* Passage given *
---------------
A few short weeks ago political strategists in both parties agreed that 2008 would be the quietest election Iowa had seen in years. Then the bottom fell out of the economy and the scope of Democratic Congressional pickup opportunities seemed to grow overnight.

Iowa’s 4th district is no exception as Democratic challenger Becky Greenwald has appeared to gain on Rep. Tom Latham (R) in the closing weeks of the campaign.

“I think people are so hungry for something different; they’re hungry for change — that was evident by our financial filings this quarter,” Greenwald spokeswoman Erin Seidler said. “We outraised a 14-year incumbent, and Becky is a relative unknown, first-time candidate.”

Federal Election Commission records show Greenwald raked in more than $308,000 in the third quarter, including $12,000 from her own pocket. Without that deposit, Latham would have claimed the fundraising lead as he raised more than $297,000 in the three-month period. And if you take away the financial support from employees of the Garst Seed Co., which is owned by Greenwald’s family, Latham spokesman James Carstensen argued it’s hard to see where there’s growing momentum behind her campaign.

“If you take a look at what she has put in and what the Garst family seed company has put in, it’s 33 percent of all the money she’s raised in the campaign,” Carstensen said. “There is no ground swell of support. It’s a campaign that has been paid for by her and her Garst family seed company connections. It looks like a ground swell. It’s just not there.”

Greenwald’s office counters this claim, contending family money accounts for only 1.8 percent of funds raised last quarter while 55 percent of Latham’s money came from political action committees, which are supported largely by donors who live outside the district.

“It is interesting for a 14-year incumbent who says they are confident in their re- election to pick apart their opponent’s financial filings,” Seidler said.“We must be doing something right.”

But for Greenwald to be successful against Latham, she has to tap into the independent vote. The victor will be decided by who can best appeal to voters in the middle — and Latham’s campaign is banking on their belief that a vote for Sen. Barack Obama (D-Ill.) for president will not necessarily translate into support downballot for Democratic contenders.

“They [independents] are saying that they are going to vote for Obama, and the majority of them are still saying [they will vote for] Latham,” Carstensen said. “We’ve had Democrats call our office asking for yard signs, and they said they want to put a Latham sign right next to their Obama sign. We’ve had independents come off the street saying, ‘How do I volunteer?’”

Carstensen said Iowans have a history of looking past party label and not voting a straight ticket.
---------------
[Stored records]
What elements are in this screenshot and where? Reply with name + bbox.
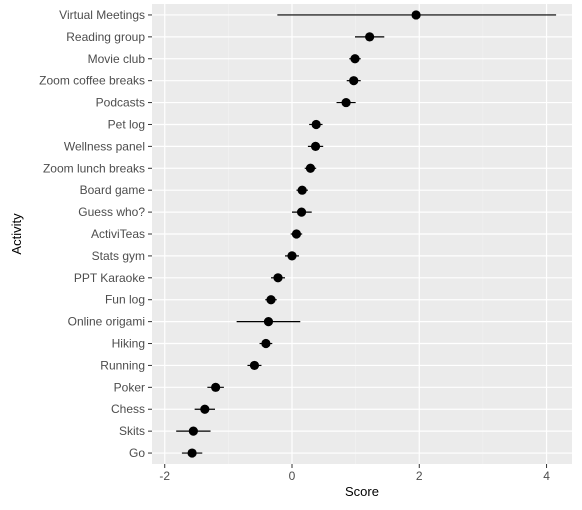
estimate-point [211, 382, 221, 392]
x-axis-title: Score [345, 484, 379, 499]
estimate-point [305, 163, 316, 173]
estimate-point [188, 426, 198, 436]
y-tick-label: PPT Karaoke [74, 271, 145, 285]
estimate-point [341, 97, 351, 108]
x-axis: -2 0 2 4 [159, 464, 550, 483]
y-tick-label: Zoom coffee breaks [39, 74, 145, 88]
data-marks [176, 10, 557, 458]
y-tick-label: Hiking [112, 337, 145, 351]
y-tick-label: Wellness panel [64, 139, 145, 153]
y-tick-label: Running [100, 358, 145, 372]
y-tick-label: Guess who? [78, 205, 145, 219]
x-tick-label: -2 [159, 469, 170, 483]
y-tick-label: Reading group [66, 30, 145, 44]
y-tick-label: ActiviTeas [91, 227, 145, 241]
y-tick-label: Go [129, 446, 145, 460]
estimate-point [261, 338, 271, 349]
estimate-point [249, 360, 260, 371]
estimate-point [187, 448, 197, 458]
y-tick-label: Board game [80, 183, 146, 197]
y-tick-label: Movie club [88, 52, 146, 66]
y-axis: Virtual Meetings Reading group Movie club Z… [39, 8, 152, 460]
y-tick-label: Stats gym [92, 249, 145, 263]
x-tick-label: 0 [289, 469, 296, 483]
grid-lines [152, 4, 572, 464]
estimate-point [273, 273, 283, 283]
y-tick-label: Poker [114, 380, 145, 394]
estimate-point [291, 229, 302, 239]
estimate-point [263, 317, 274, 327]
estimate-point [266, 295, 276, 305]
estimate-point [350, 54, 360, 64]
y-tick-label: Pet log [108, 117, 145, 131]
estimate-point [349, 76, 359, 86]
estimate-point [365, 32, 375, 42]
estimate-point [411, 10, 421, 20]
y-tick-label: Fun log [105, 293, 145, 307]
estimate-point [311, 119, 321, 130]
y-tick-label: Chess [111, 402, 145, 416]
estimate-point [200, 404, 210, 414]
estimate-point [310, 141, 321, 151]
y-tick-label: Zoom lunch breaks [43, 161, 145, 175]
y-tick-label: Podcasts [96, 96, 145, 110]
y-tick-label: Online origami [68, 315, 145, 329]
y-axis-title: Activity [9, 213, 24, 255]
x-tick-label: 2 [416, 469, 423, 483]
y-tick-label: Virtual Meetings [59, 8, 145, 22]
estimate-point [296, 207, 307, 217]
estimate-point [287, 251, 297, 261]
estimate-point [297, 185, 307, 195]
x-tick-label: 4 [543, 469, 550, 483]
y-tick-label: Skits [119, 424, 145, 438]
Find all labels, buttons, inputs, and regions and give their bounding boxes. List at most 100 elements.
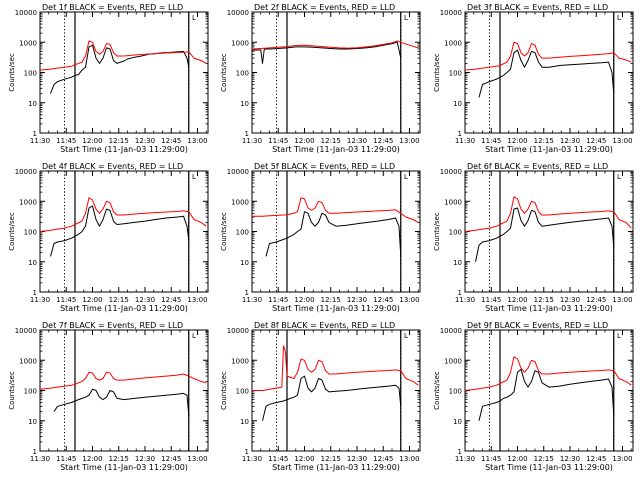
x-tick-label: 13:00 [399, 137, 419, 145]
panel-title: Det 6f BLACK = Events, RED = LLD [467, 162, 608, 171]
x-tick-label: 12:30 [135, 455, 155, 463]
x-tick-label: 12:00 [294, 137, 314, 145]
panel-det-5: Det 5f BLACK = Events, RED = LLD 1 10 100 10… [220, 162, 421, 313]
x-tick-label: 11:45 [268, 455, 288, 463]
panel-det-7: Det 7f BLACK = Events, RED = LLD 1 10 100 10… [8, 321, 209, 472]
x-tick-label: 11:45 [268, 296, 288, 304]
legend-mark: L [404, 14, 408, 22]
y-tick-label: 10 [28, 100, 37, 108]
x-tick-label: 12:45 [161, 455, 181, 463]
y-tick-label: 1000 [19, 357, 37, 365]
x-tick-label: 12:30 [560, 296, 580, 304]
plot-frame [251, 170, 421, 293]
plot-frame [39, 170, 209, 293]
series-line-events [265, 211, 402, 257]
plot-frame [464, 170, 634, 293]
series-line-events [50, 205, 190, 257]
panel-det-8: Det 8f BLACK = Events, RED = LLD 1 10 100 10… [220, 321, 421, 472]
x-tick-label: 12:30 [135, 137, 155, 145]
x-tick-label: 13:00 [612, 137, 632, 145]
y-tick-label: 10000 [227, 9, 249, 17]
y-tick-label: 100 [449, 229, 462, 237]
series-line-lld [39, 197, 207, 232]
y-tick-label: 1 [33, 130, 37, 138]
x-axis-label: Start Time (11-Jan-03 11:29:00) [272, 145, 400, 154]
y-axis-label: Counts/sec [220, 53, 228, 92]
panel-det-4: Det 4f BLACK = Events, RED = LLD 1 10 100 10… [8, 162, 209, 313]
x-tick-label: 12:30 [135, 296, 155, 304]
series-line-lld [252, 197, 419, 223]
series-line-events [475, 207, 615, 262]
y-tick-label: 1000 [231, 39, 249, 47]
x-tick-label: 12:00 [507, 455, 527, 463]
y-tick-label: 1000 [19, 39, 37, 47]
panel-title: Det 1f BLACK = Events, RED = LLD [42, 3, 183, 12]
x-tick-label: 12:15 [109, 296, 129, 304]
y-tick-label: 10 [240, 100, 249, 108]
x-tick-label: 11:45 [56, 137, 76, 145]
y-tick-label: 10 [240, 259, 249, 267]
x-tick-label: 12:15 [534, 137, 554, 145]
x-tick-label: 12:30 [347, 455, 367, 463]
y-tick-label: 10000 [227, 168, 249, 176]
y-tick-label: 10000 [15, 168, 37, 176]
x-tick-label: 12:15 [321, 296, 341, 304]
y-axis-label: Counts/sec [220, 371, 228, 410]
y-tick-label: 100 [236, 70, 249, 78]
series-line-lld [464, 196, 632, 232]
x-tick-label: 12:15 [321, 137, 341, 145]
y-tick-label: 10 [453, 100, 462, 108]
x-tick-label: 12:45 [586, 137, 606, 145]
x-tick-label: 12:00 [82, 296, 102, 304]
x-tick-label: 12:00 [294, 455, 314, 463]
y-tick-label: 10 [28, 418, 37, 426]
y-axis-label: Counts/sec [8, 212, 16, 251]
x-tick-label: 13:00 [187, 296, 207, 304]
y-tick-label: 100 [236, 388, 249, 396]
y-axis-label: Counts/sec [433, 212, 441, 251]
x-tick-label: 11:45 [56, 296, 76, 304]
x-tick-label: 12:30 [347, 137, 367, 145]
y-tick-label: 1 [458, 448, 462, 456]
x-axis-label: Start Time (11-Jan-03 11:29:00) [60, 463, 188, 472]
y-tick-label: 1000 [231, 198, 249, 206]
y-tick-label: 10 [453, 259, 462, 267]
y-axis-label: Counts/sec [220, 212, 228, 251]
panel-title: Det 8f BLACK = Events, RED = LLD [254, 321, 395, 330]
x-tick-label: 12:30 [560, 455, 580, 463]
x-tick-label: 12:45 [161, 296, 181, 304]
x-tick-label: 11:30 [30, 296, 50, 304]
x-axis-label: Start Time (11-Jan-03 11:29:00) [485, 145, 613, 154]
x-tick-label: 11:30 [30, 455, 50, 463]
panel-title: Det 4f BLACK = Events, RED = LLD [42, 162, 183, 171]
x-tick-label: 12:30 [347, 296, 367, 304]
plot-frame [464, 329, 634, 452]
series-line-events [53, 388, 190, 416]
series-line-lld [464, 41, 632, 71]
y-tick-label: 1 [458, 289, 462, 297]
series-line-events [251, 41, 402, 64]
plot-frame [39, 329, 209, 452]
x-tick-label: 12:45 [373, 137, 393, 145]
x-tick-label: 11:45 [481, 455, 501, 463]
y-tick-label: 10000 [227, 327, 249, 335]
x-tick-label: 12:00 [294, 296, 314, 304]
y-tick-label: 1000 [231, 357, 249, 365]
y-tick-label: 100 [24, 229, 37, 237]
legend-mark: L [617, 332, 621, 340]
panel-det-6: Det 6f BLACK = Events, RED = LLD 1 10 100 10… [433, 162, 634, 313]
x-axis-label: Start Time (11-Jan-03 11:29:00) [60, 304, 188, 313]
x-tick-label: 11:30 [455, 455, 475, 463]
x-tick-label: 11:30 [455, 296, 475, 304]
x-tick-label: 12:15 [109, 137, 129, 145]
y-tick-label: 10 [240, 418, 249, 426]
plot-frame [39, 11, 209, 134]
y-axis-label: Counts/sec [433, 53, 441, 92]
x-tick-label: 11:30 [242, 455, 262, 463]
y-tick-label: 1000 [444, 198, 462, 206]
panel-title: Det 5f BLACK = Events, RED = LLD [254, 162, 395, 171]
x-tick-label: 12:45 [373, 296, 393, 304]
x-tick-label: 11:30 [242, 137, 262, 145]
x-tick-label: 13:00 [399, 455, 419, 463]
---------------
* Given instruction *
Answer from the article on Iowa's 4th district race:
1. How much did Greenwald raise in the third quarter?
2. According to Greenwald's office, what percentage of Latham's money came from political action committees?
3. What did Democrats ask for when they called Latham's office?

* Answer to the problem *
1. More than $308,000
2. 55 percent
3. Yard signs